AIM OF THE EXERCISE — In the following material, identify every line holding the string "this" and return it.

PROVIDED DATA —

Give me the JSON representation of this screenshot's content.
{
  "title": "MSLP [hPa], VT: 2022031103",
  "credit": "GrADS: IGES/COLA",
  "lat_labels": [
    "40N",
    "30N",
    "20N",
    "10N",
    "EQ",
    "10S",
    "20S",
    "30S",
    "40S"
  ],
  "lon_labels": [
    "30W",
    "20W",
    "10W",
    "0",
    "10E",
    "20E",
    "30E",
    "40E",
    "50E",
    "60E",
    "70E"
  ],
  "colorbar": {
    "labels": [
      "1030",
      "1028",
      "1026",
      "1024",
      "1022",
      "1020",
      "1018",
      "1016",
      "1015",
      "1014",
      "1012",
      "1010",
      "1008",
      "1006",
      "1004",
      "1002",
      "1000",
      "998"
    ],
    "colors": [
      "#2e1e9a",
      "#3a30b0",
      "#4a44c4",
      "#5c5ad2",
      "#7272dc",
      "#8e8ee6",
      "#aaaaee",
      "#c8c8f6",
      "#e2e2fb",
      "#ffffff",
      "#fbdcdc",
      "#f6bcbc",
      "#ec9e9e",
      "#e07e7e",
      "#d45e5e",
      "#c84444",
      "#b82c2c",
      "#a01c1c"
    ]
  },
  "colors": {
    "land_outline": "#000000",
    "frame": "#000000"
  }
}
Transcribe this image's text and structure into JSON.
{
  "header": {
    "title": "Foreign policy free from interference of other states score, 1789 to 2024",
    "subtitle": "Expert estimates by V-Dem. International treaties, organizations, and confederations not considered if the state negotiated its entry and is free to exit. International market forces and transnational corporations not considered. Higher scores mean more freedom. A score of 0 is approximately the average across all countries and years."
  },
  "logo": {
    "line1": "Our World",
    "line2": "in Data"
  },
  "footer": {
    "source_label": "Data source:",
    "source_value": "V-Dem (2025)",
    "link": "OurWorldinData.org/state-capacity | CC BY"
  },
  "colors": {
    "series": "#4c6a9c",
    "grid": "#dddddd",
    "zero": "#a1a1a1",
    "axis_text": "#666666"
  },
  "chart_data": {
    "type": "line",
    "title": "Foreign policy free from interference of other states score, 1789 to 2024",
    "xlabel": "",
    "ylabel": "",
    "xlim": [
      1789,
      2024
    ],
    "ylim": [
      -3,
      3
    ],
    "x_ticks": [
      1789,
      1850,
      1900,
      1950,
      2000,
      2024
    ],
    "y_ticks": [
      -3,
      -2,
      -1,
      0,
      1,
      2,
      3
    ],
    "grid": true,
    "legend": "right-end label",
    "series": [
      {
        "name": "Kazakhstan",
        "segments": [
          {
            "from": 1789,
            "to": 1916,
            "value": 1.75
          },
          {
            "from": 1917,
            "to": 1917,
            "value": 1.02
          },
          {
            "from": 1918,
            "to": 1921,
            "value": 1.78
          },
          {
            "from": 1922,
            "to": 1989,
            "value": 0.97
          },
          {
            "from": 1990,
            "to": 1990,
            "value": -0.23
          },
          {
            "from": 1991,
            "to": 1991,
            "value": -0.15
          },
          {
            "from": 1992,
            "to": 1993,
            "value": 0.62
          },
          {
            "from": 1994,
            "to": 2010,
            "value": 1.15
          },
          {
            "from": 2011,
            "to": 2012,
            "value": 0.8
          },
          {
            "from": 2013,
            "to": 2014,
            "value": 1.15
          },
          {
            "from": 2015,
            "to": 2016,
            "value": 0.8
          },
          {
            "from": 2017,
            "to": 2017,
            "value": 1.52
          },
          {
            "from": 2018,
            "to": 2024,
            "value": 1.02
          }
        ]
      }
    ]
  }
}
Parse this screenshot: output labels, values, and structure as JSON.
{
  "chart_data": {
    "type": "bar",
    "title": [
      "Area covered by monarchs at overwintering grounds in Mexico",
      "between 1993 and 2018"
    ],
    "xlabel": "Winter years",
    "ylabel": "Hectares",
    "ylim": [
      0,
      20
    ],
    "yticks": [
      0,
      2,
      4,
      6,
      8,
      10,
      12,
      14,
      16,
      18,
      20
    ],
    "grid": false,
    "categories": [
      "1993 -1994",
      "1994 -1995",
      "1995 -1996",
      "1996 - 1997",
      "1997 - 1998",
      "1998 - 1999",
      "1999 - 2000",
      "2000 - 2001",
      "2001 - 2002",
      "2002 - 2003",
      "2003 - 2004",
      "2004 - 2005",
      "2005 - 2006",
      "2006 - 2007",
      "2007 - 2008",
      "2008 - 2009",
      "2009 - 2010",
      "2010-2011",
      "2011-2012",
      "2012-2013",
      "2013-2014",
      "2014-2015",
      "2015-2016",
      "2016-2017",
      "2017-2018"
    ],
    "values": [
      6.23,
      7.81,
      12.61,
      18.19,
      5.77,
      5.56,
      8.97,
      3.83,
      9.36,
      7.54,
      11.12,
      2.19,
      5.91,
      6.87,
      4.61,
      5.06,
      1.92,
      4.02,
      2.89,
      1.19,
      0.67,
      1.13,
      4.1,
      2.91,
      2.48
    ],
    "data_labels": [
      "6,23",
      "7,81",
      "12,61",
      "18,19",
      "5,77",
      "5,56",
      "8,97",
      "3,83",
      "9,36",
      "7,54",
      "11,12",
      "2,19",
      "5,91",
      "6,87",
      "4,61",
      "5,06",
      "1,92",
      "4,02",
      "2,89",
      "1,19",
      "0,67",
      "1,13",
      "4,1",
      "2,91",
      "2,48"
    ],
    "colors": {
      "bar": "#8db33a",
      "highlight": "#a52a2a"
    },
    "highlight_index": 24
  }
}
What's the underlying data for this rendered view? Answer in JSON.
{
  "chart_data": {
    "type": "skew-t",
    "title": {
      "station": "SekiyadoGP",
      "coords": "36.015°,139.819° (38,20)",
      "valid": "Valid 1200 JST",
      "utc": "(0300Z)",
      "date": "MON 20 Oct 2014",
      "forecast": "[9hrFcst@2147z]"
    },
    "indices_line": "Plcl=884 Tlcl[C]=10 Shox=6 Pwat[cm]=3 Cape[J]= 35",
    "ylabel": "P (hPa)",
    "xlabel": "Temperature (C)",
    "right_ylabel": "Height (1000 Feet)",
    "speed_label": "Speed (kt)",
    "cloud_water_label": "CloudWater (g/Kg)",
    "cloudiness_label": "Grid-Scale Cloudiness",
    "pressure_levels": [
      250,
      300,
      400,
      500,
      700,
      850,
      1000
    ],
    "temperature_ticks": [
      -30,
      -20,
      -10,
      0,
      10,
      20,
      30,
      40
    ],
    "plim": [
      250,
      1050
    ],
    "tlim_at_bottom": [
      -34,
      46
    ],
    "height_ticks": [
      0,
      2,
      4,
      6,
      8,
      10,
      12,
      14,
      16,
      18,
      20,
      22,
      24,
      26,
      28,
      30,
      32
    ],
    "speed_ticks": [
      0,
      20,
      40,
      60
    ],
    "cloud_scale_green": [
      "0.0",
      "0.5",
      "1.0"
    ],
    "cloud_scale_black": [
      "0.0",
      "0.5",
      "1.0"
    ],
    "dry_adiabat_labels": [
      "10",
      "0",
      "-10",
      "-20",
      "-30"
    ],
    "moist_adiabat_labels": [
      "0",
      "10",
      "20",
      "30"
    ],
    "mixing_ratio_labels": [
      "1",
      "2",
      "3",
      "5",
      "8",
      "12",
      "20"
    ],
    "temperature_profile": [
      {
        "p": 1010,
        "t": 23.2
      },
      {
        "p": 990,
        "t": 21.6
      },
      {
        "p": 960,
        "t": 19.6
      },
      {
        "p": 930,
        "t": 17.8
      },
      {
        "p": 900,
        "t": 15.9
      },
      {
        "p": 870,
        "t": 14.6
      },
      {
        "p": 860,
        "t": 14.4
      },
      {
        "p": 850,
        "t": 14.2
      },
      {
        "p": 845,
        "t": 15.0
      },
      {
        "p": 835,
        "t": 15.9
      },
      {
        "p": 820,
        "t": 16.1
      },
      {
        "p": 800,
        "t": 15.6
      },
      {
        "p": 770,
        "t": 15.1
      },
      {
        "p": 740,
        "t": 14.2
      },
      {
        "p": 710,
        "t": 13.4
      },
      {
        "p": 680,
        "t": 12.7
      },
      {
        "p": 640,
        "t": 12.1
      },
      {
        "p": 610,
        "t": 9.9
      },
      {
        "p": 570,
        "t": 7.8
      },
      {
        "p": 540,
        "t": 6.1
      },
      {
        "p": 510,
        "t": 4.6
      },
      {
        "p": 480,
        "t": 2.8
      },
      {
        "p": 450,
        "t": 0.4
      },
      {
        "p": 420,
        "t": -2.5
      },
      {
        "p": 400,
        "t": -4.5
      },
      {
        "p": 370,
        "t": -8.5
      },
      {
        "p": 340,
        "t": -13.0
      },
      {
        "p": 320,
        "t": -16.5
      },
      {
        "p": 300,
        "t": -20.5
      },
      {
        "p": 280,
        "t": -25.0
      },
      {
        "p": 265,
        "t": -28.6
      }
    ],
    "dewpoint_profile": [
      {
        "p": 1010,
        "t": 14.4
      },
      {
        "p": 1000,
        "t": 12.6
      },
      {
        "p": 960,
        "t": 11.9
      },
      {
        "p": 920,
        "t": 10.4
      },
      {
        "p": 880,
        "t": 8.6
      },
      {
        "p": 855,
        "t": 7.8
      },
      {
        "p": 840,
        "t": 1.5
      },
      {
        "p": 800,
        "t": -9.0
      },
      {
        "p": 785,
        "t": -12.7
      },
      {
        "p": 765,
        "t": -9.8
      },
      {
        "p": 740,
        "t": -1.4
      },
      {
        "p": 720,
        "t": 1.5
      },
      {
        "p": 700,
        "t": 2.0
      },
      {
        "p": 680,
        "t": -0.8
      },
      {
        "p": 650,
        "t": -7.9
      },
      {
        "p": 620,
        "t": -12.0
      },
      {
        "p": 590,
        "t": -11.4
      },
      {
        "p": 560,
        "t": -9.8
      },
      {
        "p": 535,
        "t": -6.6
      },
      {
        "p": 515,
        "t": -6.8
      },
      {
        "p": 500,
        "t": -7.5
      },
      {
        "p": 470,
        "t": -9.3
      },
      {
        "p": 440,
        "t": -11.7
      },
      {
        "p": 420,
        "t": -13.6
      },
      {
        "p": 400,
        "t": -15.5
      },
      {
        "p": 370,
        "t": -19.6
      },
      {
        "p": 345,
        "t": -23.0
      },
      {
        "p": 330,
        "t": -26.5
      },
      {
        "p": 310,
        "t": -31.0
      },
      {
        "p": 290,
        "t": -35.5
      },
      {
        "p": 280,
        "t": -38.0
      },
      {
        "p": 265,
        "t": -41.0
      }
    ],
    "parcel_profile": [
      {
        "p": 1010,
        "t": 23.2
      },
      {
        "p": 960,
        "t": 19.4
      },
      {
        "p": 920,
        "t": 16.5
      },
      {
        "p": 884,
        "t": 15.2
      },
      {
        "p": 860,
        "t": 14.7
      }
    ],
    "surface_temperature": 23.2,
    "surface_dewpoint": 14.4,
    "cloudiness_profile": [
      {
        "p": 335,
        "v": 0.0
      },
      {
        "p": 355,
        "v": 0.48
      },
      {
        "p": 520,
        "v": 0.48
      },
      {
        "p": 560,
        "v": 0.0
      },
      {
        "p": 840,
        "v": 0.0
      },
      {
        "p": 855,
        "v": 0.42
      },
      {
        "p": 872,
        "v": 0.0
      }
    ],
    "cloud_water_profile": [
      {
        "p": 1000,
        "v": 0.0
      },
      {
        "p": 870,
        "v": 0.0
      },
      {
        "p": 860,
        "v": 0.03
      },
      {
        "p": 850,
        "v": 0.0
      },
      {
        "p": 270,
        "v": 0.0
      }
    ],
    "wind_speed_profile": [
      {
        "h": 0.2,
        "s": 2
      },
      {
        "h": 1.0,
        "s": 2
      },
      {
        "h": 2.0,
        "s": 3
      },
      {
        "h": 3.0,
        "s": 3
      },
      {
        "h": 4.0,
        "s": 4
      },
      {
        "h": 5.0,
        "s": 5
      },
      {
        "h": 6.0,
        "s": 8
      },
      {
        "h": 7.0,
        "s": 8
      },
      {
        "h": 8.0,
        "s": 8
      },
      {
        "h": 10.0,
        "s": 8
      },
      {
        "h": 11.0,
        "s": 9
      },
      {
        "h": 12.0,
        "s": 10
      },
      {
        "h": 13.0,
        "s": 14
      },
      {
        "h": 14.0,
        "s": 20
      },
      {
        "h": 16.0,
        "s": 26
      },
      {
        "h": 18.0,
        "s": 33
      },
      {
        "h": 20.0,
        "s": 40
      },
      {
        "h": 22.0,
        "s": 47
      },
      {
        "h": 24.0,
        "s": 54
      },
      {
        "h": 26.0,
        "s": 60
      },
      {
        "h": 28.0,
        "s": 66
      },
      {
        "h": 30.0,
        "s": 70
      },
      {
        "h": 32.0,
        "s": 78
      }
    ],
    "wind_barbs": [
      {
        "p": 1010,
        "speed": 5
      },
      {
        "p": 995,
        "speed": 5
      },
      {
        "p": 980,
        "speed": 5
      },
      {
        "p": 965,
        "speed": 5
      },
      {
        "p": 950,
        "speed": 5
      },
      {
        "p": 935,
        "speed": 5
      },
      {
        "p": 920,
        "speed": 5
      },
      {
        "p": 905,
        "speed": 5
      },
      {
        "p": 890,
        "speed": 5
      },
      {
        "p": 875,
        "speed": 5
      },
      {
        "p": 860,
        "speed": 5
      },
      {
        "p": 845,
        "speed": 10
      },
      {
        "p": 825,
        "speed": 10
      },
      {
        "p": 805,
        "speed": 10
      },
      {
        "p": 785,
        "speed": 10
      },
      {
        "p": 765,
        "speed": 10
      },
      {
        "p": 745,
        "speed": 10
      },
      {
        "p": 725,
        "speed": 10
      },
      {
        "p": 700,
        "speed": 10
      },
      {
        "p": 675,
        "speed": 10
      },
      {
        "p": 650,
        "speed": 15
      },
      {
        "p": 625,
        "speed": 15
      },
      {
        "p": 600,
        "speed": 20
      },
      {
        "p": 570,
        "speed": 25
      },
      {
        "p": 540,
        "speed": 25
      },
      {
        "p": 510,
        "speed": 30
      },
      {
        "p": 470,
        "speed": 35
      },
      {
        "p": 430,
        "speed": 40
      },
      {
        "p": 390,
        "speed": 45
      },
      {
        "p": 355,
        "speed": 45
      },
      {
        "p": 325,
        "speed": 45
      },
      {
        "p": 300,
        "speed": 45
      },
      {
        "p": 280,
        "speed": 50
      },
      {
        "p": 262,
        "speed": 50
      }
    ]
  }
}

TASK SOLUTION —
Give me the JSON representation of this screenshot's content.
Transcribe this image's text and structure into JSON.
Parse this screenshot: output labels, values, and structure as JSON.
What's the underlying data for this rendered view? Answer in JSON.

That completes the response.